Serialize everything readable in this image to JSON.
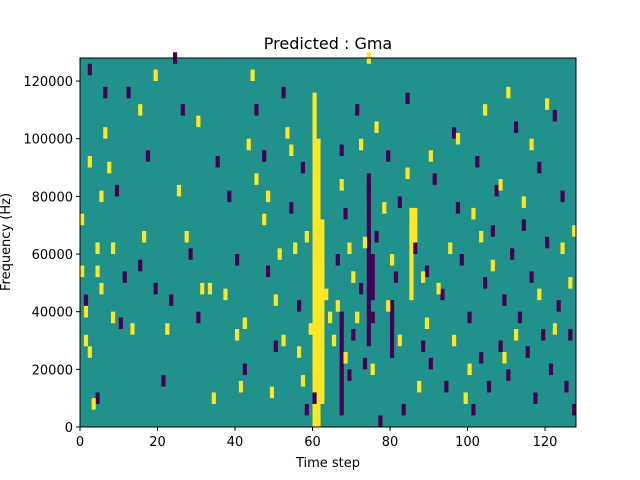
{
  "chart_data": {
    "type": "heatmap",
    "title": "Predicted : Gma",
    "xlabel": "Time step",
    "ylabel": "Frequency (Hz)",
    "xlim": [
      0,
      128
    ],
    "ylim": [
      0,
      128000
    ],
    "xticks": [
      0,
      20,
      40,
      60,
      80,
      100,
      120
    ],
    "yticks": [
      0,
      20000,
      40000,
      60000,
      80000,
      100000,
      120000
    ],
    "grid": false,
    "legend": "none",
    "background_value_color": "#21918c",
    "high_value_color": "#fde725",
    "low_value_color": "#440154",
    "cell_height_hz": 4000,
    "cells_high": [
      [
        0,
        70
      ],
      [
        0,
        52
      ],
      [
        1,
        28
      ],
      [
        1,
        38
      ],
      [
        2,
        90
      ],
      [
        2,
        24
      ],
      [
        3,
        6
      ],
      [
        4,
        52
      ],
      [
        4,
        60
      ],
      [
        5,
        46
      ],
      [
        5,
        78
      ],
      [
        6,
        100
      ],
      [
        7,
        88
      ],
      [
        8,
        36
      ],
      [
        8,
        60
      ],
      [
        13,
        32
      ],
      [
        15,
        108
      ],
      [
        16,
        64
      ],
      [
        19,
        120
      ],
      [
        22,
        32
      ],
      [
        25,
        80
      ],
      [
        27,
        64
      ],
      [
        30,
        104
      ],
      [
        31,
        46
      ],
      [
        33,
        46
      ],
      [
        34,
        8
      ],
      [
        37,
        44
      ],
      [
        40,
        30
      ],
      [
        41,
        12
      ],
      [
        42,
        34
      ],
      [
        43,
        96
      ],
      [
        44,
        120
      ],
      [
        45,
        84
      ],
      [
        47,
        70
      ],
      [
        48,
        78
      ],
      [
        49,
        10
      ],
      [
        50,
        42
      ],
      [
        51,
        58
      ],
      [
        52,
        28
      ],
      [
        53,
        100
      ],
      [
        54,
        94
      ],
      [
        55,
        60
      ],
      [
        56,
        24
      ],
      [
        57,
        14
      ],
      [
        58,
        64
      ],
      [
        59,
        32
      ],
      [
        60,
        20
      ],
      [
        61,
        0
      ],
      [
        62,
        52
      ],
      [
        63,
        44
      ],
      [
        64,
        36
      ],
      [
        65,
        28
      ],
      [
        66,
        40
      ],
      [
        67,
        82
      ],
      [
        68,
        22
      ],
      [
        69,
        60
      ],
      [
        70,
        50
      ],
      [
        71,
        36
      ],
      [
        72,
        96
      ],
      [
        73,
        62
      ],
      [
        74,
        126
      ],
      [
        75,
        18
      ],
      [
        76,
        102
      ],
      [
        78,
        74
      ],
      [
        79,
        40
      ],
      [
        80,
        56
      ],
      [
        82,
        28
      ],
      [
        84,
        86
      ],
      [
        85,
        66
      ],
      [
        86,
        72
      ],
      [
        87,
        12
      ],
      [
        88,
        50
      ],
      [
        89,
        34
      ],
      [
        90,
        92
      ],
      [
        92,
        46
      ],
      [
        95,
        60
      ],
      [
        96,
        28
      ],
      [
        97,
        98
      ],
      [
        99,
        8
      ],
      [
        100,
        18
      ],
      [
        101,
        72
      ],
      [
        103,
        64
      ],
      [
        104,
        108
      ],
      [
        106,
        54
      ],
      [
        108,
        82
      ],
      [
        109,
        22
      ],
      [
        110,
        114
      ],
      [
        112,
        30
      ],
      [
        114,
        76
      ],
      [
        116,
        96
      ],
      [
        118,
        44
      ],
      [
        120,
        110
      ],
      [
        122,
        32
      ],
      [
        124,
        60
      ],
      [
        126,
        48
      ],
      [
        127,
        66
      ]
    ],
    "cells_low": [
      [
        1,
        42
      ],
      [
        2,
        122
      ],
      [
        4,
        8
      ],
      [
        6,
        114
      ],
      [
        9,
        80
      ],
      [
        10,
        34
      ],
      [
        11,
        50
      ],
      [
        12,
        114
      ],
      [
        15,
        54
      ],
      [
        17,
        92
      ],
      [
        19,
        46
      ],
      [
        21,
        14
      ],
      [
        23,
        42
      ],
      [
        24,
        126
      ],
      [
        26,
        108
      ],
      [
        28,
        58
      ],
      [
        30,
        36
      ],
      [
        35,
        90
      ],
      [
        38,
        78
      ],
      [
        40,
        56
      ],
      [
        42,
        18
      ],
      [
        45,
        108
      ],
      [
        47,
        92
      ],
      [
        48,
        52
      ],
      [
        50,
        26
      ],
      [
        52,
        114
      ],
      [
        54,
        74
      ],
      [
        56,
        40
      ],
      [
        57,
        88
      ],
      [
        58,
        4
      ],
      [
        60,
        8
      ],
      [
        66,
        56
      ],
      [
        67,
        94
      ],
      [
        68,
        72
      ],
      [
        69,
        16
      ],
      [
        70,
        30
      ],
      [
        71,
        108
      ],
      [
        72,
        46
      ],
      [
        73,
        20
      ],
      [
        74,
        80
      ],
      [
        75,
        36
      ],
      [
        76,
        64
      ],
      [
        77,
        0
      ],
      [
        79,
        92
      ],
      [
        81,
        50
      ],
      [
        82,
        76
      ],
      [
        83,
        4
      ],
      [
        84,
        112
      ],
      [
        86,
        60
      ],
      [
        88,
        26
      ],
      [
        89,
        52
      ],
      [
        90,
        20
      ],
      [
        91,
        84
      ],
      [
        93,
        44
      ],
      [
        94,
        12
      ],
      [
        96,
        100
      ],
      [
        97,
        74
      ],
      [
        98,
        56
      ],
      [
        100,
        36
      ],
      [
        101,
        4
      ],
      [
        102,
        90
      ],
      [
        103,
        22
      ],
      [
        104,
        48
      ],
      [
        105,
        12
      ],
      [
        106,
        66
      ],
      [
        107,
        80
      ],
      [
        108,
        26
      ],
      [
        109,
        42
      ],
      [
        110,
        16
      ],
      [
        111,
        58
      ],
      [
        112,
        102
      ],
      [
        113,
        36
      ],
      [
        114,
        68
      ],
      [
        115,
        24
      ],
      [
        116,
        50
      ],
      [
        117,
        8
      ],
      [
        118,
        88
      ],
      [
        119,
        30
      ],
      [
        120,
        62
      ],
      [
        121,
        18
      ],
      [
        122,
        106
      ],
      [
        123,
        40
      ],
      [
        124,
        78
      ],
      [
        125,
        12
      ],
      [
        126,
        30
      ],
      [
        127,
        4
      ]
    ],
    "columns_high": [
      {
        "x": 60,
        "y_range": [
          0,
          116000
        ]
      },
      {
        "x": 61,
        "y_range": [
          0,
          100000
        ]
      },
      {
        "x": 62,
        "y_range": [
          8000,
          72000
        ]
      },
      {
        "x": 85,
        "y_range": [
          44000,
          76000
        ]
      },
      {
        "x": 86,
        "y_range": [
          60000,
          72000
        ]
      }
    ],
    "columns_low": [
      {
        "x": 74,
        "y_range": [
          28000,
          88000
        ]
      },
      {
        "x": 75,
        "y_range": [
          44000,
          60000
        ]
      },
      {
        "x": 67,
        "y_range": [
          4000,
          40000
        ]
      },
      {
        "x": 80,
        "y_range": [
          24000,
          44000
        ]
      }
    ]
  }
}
--
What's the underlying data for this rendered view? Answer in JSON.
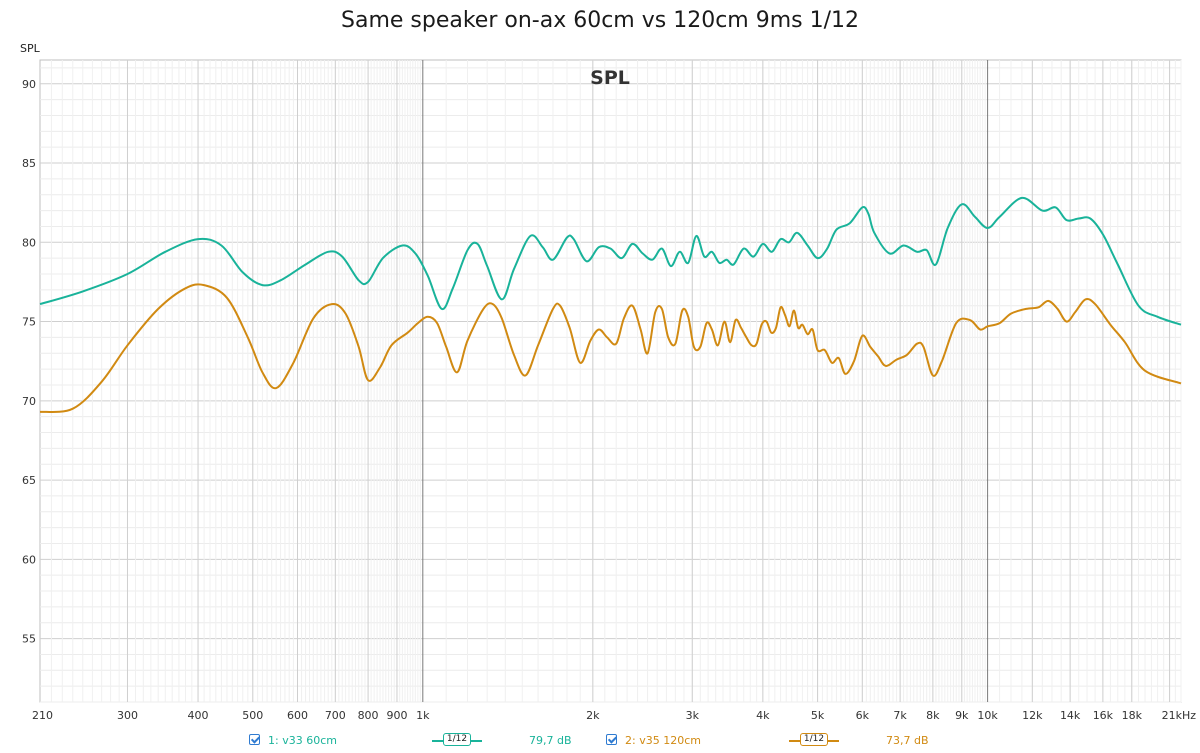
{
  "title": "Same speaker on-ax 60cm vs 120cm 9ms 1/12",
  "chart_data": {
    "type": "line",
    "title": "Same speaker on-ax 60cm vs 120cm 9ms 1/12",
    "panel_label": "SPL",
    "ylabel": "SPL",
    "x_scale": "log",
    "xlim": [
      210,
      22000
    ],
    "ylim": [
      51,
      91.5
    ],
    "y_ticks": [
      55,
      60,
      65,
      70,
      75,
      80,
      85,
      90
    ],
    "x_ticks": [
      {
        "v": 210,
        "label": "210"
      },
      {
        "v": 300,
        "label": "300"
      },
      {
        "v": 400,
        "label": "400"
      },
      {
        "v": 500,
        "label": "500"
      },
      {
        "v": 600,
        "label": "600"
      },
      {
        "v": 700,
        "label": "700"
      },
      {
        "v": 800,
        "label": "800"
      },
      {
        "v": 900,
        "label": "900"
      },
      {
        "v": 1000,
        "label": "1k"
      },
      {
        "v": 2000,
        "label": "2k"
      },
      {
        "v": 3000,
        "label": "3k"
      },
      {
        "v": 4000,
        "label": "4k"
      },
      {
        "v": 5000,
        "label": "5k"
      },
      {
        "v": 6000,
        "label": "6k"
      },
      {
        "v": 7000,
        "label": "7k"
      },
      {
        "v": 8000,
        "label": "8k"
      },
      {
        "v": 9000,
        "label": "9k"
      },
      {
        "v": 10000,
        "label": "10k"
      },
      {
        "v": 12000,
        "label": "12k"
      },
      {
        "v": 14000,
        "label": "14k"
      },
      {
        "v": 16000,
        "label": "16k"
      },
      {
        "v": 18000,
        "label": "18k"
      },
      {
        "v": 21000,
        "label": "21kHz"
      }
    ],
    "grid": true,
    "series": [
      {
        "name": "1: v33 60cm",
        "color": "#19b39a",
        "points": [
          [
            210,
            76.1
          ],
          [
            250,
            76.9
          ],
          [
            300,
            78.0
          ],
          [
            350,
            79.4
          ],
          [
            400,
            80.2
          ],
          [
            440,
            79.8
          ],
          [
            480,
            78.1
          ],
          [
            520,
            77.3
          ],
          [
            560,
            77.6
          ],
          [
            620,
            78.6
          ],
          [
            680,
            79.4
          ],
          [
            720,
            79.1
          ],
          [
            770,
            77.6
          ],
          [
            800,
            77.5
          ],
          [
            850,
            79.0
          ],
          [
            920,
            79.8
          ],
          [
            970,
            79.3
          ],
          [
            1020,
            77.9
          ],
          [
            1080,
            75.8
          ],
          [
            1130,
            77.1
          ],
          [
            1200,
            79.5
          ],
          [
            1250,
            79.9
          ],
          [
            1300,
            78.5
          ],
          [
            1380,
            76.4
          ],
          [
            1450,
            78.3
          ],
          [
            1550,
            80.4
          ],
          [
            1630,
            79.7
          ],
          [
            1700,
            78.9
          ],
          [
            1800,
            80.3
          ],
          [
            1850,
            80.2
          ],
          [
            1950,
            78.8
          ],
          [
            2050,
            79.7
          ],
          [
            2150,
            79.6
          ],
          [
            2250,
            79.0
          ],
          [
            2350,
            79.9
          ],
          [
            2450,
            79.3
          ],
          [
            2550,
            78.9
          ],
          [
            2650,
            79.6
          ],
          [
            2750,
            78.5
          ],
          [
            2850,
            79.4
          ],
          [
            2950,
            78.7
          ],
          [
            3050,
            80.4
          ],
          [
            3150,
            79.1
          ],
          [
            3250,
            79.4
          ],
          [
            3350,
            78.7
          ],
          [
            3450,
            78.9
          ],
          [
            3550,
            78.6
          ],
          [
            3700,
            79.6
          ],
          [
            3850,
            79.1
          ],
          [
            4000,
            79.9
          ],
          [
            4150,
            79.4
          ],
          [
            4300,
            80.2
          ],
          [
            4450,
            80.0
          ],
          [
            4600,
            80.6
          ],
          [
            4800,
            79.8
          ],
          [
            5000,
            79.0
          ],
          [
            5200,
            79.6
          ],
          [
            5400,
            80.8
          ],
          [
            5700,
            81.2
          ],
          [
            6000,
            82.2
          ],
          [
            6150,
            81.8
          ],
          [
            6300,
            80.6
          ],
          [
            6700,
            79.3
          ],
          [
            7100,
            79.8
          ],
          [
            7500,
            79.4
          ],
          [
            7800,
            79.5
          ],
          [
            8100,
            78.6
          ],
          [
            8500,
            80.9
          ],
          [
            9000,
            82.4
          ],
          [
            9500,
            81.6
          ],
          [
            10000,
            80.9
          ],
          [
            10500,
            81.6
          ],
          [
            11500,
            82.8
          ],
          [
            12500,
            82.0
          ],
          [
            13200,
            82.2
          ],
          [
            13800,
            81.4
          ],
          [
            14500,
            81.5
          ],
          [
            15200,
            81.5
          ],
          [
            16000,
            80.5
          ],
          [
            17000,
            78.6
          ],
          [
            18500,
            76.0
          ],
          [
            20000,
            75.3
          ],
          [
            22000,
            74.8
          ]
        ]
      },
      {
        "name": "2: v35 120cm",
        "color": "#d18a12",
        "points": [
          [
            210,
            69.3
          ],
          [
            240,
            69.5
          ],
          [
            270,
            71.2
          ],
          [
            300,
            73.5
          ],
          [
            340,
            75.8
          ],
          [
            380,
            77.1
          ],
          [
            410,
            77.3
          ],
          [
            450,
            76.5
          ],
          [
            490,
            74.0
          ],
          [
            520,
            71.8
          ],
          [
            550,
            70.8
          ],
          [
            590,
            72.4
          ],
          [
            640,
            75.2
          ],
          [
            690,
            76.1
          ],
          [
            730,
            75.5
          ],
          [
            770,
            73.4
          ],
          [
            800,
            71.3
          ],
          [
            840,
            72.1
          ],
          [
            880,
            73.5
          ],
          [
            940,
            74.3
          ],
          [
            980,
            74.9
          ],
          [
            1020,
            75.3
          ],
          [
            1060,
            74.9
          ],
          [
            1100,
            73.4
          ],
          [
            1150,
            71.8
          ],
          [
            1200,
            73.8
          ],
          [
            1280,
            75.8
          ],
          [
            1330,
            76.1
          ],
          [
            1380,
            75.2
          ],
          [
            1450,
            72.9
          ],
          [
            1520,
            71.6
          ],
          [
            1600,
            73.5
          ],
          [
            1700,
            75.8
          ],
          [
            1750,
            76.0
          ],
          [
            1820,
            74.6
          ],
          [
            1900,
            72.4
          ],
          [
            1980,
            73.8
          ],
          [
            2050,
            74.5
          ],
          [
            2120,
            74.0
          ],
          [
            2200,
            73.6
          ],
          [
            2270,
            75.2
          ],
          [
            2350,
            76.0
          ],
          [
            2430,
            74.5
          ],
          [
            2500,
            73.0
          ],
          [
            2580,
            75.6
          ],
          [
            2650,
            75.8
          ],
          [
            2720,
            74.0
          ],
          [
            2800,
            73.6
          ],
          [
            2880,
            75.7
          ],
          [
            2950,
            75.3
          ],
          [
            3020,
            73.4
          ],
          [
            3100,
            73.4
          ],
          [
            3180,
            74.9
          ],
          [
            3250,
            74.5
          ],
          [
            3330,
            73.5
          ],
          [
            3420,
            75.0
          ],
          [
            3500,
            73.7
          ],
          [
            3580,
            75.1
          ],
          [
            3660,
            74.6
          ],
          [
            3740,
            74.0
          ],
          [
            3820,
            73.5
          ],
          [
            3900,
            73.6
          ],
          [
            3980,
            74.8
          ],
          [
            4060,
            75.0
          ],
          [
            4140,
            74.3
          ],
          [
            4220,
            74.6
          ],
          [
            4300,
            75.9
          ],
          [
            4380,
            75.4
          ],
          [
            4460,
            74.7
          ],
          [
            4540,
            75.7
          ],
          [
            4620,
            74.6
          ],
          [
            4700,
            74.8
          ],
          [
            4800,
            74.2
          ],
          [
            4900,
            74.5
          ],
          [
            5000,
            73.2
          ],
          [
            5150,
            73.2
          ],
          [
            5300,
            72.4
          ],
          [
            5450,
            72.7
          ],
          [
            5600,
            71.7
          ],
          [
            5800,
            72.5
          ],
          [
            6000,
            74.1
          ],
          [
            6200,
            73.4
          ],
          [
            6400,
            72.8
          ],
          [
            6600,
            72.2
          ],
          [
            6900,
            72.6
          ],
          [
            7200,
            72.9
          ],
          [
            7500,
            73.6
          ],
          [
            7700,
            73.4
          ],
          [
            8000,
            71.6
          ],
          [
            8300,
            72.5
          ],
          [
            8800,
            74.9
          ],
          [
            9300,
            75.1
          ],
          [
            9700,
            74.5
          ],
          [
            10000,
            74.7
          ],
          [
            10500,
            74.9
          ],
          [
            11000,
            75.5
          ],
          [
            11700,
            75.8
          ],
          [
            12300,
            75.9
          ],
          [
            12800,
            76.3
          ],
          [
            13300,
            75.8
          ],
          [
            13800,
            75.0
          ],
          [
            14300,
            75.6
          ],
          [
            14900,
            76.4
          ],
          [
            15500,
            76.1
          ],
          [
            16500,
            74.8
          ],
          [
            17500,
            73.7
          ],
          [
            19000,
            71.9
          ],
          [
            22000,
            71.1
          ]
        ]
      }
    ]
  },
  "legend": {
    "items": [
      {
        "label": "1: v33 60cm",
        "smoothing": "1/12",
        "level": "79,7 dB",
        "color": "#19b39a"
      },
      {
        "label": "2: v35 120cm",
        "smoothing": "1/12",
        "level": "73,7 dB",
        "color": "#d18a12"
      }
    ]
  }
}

To be done
Look over the material above and show each line where "title" appears.

The result
    "title": "Predicted : Gma",
  "title": "Same speaker on-ax 60cm vs 120cm 9ms 1/12",
    "title": "Same speaker on-ax 60cm vs 120cm 9ms 1/12",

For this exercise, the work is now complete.